■ Exercise objective
From the entries that follow, gather each line holding the word "Explique".
::::::::::
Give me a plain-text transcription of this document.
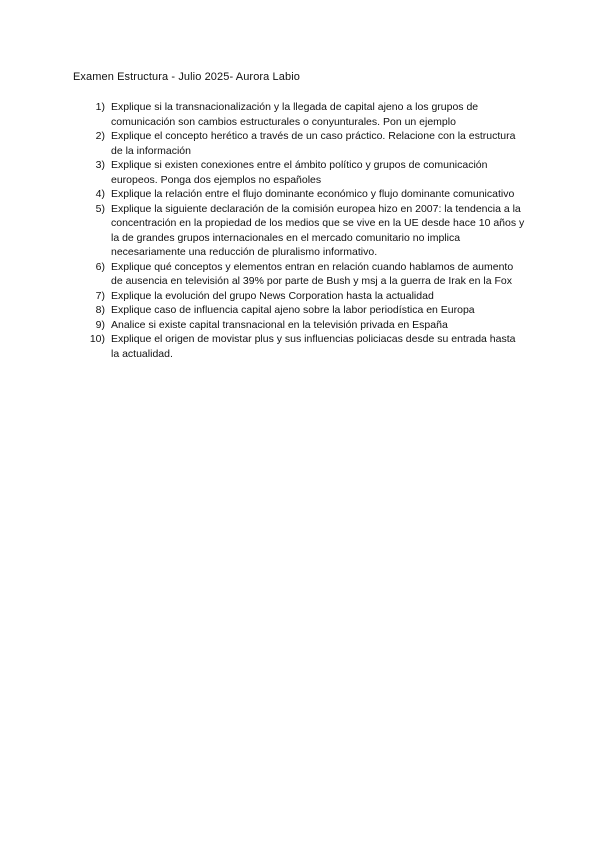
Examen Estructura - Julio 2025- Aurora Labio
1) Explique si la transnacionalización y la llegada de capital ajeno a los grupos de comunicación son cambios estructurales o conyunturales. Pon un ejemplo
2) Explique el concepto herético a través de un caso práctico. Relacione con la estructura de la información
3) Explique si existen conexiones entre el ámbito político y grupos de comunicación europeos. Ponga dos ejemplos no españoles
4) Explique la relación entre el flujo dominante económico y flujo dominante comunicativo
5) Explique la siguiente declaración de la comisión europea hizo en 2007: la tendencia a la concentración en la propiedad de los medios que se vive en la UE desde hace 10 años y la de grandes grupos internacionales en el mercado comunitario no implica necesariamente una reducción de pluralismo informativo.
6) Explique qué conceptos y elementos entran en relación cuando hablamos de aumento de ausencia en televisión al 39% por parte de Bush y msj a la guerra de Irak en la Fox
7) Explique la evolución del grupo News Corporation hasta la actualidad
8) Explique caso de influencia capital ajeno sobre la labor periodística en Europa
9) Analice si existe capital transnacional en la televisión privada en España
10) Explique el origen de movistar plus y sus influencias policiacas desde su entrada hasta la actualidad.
::::::::::
■ Response to this exercise
1) Explique si la transnacionalización y la llegada de capital ajeno a los grupos de comunicación son cambios estructurales o conyunturales. Pon un ejemplo
2) Explique el concepto herético a través de un caso práctico. Relacione con la estructura de la información
3) Explique si existen conexiones entre el ámbito político y grupos de comunicación europeos. Ponga dos ejemplos no españoles
4) Explique la relación entre el flujo dominante económico y flujo dominante comunicativo
5) Explique la siguiente declaración de la comisión europea hizo en 2007: la tendencia a la concentración en la propiedad de los medios que se vive en la UE desde hace 10 años y la de grandes grupos internacionales en el mercado comunitario no implica necesariamente una reducción de pluralismo informativo.
6) Explique qué conceptos y elementos entran en relación cuando hablamos de aumento de ausencia en televisión al 39% por parte de Bush y msj a la guerra de Irak en la Fox
7) Explique la evolución del grupo News Corporation hasta la actualidad
8) Explique caso de influencia capital ajeno sobre la labor periodística en Europa
10) Explique el origen de movistar plus y sus influencias policiacas desde su entrada hasta la actualidad.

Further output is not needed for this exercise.